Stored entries
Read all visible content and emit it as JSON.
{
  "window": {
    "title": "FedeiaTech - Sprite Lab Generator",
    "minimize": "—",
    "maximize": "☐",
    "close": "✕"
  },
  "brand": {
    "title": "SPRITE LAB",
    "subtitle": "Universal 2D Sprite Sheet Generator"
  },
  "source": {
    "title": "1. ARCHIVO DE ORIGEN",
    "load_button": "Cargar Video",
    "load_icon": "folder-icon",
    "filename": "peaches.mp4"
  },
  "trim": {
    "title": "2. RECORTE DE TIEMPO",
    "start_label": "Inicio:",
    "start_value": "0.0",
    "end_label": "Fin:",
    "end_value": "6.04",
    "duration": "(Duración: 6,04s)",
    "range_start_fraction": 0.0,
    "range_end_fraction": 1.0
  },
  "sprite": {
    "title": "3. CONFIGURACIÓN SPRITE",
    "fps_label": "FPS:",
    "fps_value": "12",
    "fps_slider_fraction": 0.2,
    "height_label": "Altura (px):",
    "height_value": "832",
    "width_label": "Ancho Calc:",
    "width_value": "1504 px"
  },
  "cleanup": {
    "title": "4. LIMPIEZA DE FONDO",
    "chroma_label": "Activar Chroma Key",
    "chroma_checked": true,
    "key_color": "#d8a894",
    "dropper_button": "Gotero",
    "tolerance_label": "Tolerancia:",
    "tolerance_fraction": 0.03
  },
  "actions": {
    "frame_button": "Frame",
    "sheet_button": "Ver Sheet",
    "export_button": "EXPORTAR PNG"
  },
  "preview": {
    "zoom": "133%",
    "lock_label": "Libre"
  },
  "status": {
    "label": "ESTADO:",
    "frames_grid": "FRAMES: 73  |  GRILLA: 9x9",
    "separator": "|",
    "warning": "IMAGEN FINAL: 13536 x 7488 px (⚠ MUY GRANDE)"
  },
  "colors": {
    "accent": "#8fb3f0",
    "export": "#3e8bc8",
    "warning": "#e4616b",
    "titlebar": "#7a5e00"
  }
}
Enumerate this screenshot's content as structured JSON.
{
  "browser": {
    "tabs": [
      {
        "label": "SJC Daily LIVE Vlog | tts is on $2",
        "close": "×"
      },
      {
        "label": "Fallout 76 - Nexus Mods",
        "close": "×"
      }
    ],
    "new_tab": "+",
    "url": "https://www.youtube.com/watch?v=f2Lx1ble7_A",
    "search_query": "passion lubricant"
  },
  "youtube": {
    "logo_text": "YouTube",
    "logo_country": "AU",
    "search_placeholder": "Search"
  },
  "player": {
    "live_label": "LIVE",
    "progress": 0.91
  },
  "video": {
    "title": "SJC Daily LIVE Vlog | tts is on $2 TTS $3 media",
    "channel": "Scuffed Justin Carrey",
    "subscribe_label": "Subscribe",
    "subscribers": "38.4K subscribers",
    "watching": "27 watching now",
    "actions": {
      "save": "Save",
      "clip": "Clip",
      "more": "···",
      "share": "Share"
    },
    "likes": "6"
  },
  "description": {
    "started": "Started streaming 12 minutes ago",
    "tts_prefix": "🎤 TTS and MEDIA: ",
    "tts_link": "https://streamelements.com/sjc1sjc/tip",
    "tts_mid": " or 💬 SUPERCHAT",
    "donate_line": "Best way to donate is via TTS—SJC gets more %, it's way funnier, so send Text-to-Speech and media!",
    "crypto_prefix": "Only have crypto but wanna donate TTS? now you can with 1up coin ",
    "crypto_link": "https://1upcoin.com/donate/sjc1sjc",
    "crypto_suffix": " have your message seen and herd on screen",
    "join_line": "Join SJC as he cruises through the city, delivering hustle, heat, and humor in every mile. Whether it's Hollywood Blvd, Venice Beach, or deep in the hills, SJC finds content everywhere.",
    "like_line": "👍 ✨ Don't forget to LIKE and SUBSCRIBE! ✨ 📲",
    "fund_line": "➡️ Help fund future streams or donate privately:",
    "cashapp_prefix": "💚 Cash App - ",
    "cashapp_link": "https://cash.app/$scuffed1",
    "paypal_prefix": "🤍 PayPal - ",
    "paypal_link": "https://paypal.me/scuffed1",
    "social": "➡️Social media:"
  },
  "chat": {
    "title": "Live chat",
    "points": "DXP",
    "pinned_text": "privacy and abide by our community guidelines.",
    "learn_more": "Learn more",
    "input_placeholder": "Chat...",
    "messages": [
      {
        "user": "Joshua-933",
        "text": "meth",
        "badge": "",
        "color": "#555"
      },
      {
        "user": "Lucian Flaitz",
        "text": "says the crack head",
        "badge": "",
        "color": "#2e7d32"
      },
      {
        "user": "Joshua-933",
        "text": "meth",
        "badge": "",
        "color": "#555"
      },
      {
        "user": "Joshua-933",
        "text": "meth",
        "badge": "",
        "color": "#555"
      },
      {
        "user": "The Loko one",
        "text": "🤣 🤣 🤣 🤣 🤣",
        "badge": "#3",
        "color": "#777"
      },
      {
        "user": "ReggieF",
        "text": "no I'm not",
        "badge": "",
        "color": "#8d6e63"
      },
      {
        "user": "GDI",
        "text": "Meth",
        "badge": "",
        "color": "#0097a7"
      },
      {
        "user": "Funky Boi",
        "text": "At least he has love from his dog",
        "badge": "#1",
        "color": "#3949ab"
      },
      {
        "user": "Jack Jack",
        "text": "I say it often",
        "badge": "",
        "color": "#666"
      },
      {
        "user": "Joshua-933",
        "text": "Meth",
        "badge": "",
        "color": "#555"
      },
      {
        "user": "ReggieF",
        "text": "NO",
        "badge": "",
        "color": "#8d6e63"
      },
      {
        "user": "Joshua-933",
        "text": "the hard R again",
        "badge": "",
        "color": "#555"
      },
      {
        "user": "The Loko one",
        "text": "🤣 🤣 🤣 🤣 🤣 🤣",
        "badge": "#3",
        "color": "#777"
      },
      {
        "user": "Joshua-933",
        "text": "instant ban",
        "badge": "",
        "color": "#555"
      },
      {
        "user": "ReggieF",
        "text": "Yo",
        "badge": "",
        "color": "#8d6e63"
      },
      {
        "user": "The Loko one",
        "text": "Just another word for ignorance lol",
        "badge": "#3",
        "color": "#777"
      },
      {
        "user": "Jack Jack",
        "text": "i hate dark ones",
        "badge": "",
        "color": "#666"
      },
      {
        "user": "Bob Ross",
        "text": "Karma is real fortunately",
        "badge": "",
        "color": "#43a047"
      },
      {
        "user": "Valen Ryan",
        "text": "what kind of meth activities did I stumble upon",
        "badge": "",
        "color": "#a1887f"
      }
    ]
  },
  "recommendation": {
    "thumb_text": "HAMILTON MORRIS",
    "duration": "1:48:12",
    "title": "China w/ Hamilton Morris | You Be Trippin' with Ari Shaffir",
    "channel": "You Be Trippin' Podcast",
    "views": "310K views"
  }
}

→ REQUIRED WORK: Extract the data exactly as given.

→ ANSWER FOR THIS EXERCISE:
Read all visible content and emit it as JSON.
{
  "window": {
    "title": "FedeiaTech - Sprite Lab Generator",
    "minimize": "—",
    "maximize": "☐",
    "close": "✕"
  },
  "brand": {
    "title": "SPRITE LAB",
    "subtitle": "Universal 2D Sprite Sheet Generator"
  },
  "source": {
    "title": "1. ARCHIVO DE ORIGEN",
    "load_button": "Cargar Video",
    "load_icon": "folder-icon",
    "filename": "peaches.mp4"
  },
  "trim": {
    "title": "2. RECORTE DE TIEMPO",
    "start_label": "Inicio:",
    "start_value": "0.0",
    "end_label": "Fin:",
    "end_value": "6.04",
    "duration": "(Duración: 6,04s)",
    "range_start_fraction": 0.0,
    "range_end_fraction": 1.0
  },
  "sprite": {
    "title": "3. CONFIGURACIÓN SPRITE",
    "fps_label": "FPS:",
    "fps_value": "12",
    "fps_slider_fraction": 0.2,
    "height_label": "Altura (px):",
    "height_value": "832",
    "width_label": "Ancho Calc:",
    "width_value": "1504 px"
  },
  "cleanup": {
    "title": "4. LIMPIEZA DE FONDO",
    "chroma_label": "Activar Chroma Key",
    "chroma_checked": true,
    "key_color": "#d8a894",
    "dropper_button": "Gotero",
    "tolerance_label": "Tolerancia:",
    "tolerance_fraction": 0.03
  },
  "actions": {
    "frame_button": "Frame",
    "sheet_button": "Ver Sheet",
    "export_button": "EXPORTAR PNG"
  },
  "preview": {
    "zoom": "133%",
    "lock_label": "Libre"
  },
  "status": {
    "label": "ESTADO:",
    "frames_grid": "FRAMES: 73  |  GRILLA: 9x9",
    "separator": "|",
    "warning": "IMAGEN FINAL: 13536 x 7488 px (⚠ MUY GRANDE)"
  },
  "colors": {
    "accent": "#8fb3f0",
    "export": "#3e8bc8",
    "warning": "#e4616b",
    "titlebar": "#7a5e00"
  }
}
Enumerate this screenshot's content as structured JSON.
{
  "browser": {
    "tabs": [
      {
        "label": "SJC Daily LIVE Vlog | tts is on $2",
        "close": "×"
      },
      {
        "label": "Fallout 76 - Nexus Mods",
        "close": "×"
      }
    ],
    "new_tab": "+",
    "url": "https://www.youtube.com/watch?v=f2Lx1ble7_A",
    "search_query": "passion lubricant"
  },
  "youtube": {
    "logo_text": "YouTube",
    "logo_country": "AU",
    "search_placeholder": "Search"
  },
  "player": {
    "live_label": "LIVE",
    "progress": 0.91
  },
  "video": {
    "title": "SJC Daily LIVE Vlog | tts is on $2 TTS $3 media",
    "channel": "Scuffed Justin Carrey",
    "subscribe_label": "Subscribe",
    "subscribers": "38.4K subscribers",
    "watching": "27 watching now",
    "actions": {
      "save": "Save",
      "clip": "Clip",
      "more": "···",
      "share": "Share"
    },
    "likes": "6"
  },
  "description": {
    "started": "Started streaming 12 minutes ago",
    "tts_prefix": "🎤 TTS and MEDIA: ",
    "tts_link": "https://streamelements.com/sjc1sjc/tip",
    "tts_mid": " or 💬 SUPERCHAT",
    "donate_line": "Best way to donate is via TTS—SJC gets more %, it's way funnier, so send Text-to-Speech and media!",
    "crypto_prefix": "Only have crypto but wanna donate TTS? now you can with 1up coin ",
    "crypto_link": "https://1upcoin.com/donate/sjc1sjc",
    "crypto_suffix": " have your message seen and herd on screen",
    "join_line": "Join SJC as he cruises through the city, delivering hustle, heat, and humor in every mile. Whether it's Hollywood Blvd, Venice Beach, or deep in the hills, SJC finds content everywhere.",
    "like_line": "👍 ✨ Don't forget to LIKE and SUBSCRIBE! ✨ 📲",
    "fund_line": "➡️ Help fund future streams or donate privately:",
    "cashapp_prefix": "💚 Cash App - ",
    "cashapp_link": "https://cash.app/$scuffed1",
    "paypal_prefix": "🤍 PayPal - ",
    "paypal_link": "https://paypal.me/scuffed1",
    "social": "➡️Social media:"
  },
  "chat": {
    "title": "Live chat",
    "points": "DXP",
    "pinned_text": "privacy and abide by our community guidelines.",
    "learn_more": "Learn more",
    "input_placeholder": "Chat...",
    "messages": [
      {
        "user": "Joshua-933",
        "text": "meth",
        "badge": "",
        "color": "#555"
      },
      {
        "user": "Lucian Flaitz",
        "text": "says the crack head",
        "badge": "",
        "color": "#2e7d32"
      },
      {
        "user": "Joshua-933",
        "text": "meth",
        "badge": "",
        "color": "#555"
      },
      {
        "user": "Joshua-933",
        "text": "meth",
        "badge": "",
        "color": "#555"
      },
      {
        "user": "The Loko one",
        "text": "🤣 🤣 🤣 🤣 🤣",
        "badge": "#3",
        "color": "#777"
      },
      {
        "user": "ReggieF",
        "text": "no I'm not",
        "badge": "",
        "color": "#8d6e63"
      },
      {
        "user": "GDI",
        "text": "Meth",
        "badge": "",
        "color": "#0097a7"
      },
      {
        "user": "Funky Boi",
        "text": "At least he has love from his dog",
        "badge": "#1",
        "color": "#3949ab"
      },
      {
        "user": "Jack Jack",
        "text": "I say it often",
        "badge": "",
        "color": "#666"
      },
      {
        "user": "Joshua-933",
        "text": "Meth",
        "badge": "",
        "color": "#555"
      },
      {
        "user": "ReggieF",
        "text": "NO",
        "badge": "",
        "color": "#8d6e63"
      },
      {
        "user": "Joshua-933",
        "text": "the hard R again",
        "badge": "",
        "color": "#555"
      },
      {
        "user": "The Loko one",
        "text": "🤣 🤣 🤣 🤣 🤣 🤣",
        "badge": "#3",
        "color": "#777"
      },
      {
        "user": "Joshua-933",
        "text": "instant ban",
        "badge": "",
        "color": "#555"
      },
      {
        "user": "ReggieF",
        "text": "Yo",
        "badge": "",
        "color": "#8d6e63"
      },
      {
        "user": "The Loko one",
        "text": "Just another word for ignorance lol",
        "badge": "#3",
        "color": "#777"
      },
      {
        "user": "Jack Jack",
        "text": "i hate dark ones",
        "badge": "",
        "color": "#666"
      },
      {
        "user": "Bob Ross",
        "text": "Karma is real fortunately",
        "badge": "",
        "color": "#43a047"
      },
      {
        "user": "Valen Ryan",
        "text": "what kind of meth activities did I stumble upon",
        "badge": "",
        "color": "#a1887f"
      }
    ]
  },
  "recommendation": {
    "thumb_text": "HAMILTON MORRIS",
    "duration": "1:48:12",
    "title": "China w/ Hamilton Morris | You Be Trippin' with Ari Shaffir",
    "channel": "You Be Trippin' Podcast",
    "views": "310K views"
  }
}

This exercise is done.